───── Input records

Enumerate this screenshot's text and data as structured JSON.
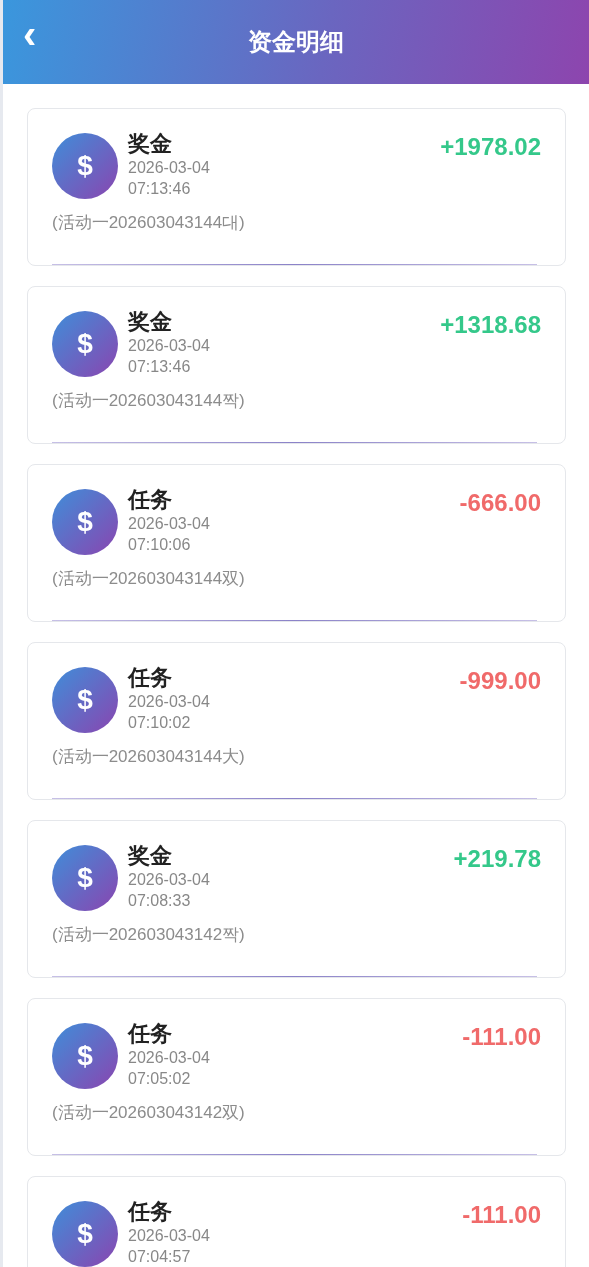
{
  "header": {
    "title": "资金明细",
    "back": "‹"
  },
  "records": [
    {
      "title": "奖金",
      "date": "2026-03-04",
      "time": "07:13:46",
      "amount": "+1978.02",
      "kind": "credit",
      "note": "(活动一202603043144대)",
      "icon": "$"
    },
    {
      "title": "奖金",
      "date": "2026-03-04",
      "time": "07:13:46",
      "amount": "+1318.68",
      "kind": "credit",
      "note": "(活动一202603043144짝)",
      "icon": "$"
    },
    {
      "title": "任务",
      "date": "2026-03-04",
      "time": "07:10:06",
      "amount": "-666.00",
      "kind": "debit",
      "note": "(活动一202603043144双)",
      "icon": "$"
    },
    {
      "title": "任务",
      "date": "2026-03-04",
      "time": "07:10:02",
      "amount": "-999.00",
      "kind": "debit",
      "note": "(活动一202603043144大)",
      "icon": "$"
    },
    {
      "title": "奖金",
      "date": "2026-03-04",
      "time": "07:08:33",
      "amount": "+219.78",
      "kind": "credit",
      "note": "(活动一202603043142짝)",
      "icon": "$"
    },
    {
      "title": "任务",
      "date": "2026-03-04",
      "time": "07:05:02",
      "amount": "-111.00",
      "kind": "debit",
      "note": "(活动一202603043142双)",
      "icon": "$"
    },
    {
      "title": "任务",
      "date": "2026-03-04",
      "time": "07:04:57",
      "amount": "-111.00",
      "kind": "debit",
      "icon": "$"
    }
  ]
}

──────────
───── Input records

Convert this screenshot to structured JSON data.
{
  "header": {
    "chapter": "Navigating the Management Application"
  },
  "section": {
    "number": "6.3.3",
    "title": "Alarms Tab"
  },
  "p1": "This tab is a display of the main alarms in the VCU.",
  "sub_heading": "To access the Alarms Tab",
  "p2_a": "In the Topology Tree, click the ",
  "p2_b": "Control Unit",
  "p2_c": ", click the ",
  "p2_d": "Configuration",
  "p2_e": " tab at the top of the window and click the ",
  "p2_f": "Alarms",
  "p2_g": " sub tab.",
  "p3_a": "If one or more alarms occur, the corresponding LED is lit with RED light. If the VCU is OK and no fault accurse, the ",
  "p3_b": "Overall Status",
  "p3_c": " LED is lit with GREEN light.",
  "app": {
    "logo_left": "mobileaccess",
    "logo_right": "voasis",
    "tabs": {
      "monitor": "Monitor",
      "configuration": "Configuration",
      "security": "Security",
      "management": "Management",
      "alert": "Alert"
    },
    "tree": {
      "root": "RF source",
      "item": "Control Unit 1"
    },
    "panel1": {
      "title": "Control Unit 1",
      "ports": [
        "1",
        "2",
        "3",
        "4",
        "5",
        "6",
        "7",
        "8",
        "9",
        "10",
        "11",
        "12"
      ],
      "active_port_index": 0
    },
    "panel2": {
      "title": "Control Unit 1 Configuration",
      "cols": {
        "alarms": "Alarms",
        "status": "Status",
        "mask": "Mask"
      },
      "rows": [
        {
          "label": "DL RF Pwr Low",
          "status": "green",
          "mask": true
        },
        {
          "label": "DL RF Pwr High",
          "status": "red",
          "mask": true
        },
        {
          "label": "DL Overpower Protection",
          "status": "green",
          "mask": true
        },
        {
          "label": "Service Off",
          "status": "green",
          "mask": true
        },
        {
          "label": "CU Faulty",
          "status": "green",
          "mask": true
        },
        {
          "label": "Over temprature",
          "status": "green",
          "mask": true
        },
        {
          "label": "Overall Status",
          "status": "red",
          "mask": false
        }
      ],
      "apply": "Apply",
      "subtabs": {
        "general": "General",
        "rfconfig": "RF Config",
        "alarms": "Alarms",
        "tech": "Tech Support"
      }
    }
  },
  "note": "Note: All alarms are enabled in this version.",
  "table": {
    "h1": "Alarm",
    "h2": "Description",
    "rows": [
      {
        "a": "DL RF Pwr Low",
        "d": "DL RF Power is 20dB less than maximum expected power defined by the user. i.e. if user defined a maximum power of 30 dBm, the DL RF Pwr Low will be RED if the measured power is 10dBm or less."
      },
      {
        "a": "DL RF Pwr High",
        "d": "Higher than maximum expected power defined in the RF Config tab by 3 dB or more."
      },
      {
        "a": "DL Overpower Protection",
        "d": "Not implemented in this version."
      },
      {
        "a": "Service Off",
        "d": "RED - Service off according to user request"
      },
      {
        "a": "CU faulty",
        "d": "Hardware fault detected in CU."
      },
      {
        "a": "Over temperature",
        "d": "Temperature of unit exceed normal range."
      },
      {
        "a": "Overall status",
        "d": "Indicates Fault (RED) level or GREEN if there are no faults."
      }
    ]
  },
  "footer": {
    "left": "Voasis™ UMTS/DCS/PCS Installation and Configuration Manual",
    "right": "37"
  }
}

──────────

▶ [What the exercise asks] In the listing, find every line containing the word "maximum" and list it.

▶ [Finished exercise]
        "d": "DL RF Power is 20dB less than maximum expected power defined by the user. i.e. if user defined a maximum power of 30 dBm, the DL RF Pwr Low will be RED if the measured power is 10dBm or less."
        "d": "Higher than maximum expected power defined in the RF Config tab by 3 dB or more."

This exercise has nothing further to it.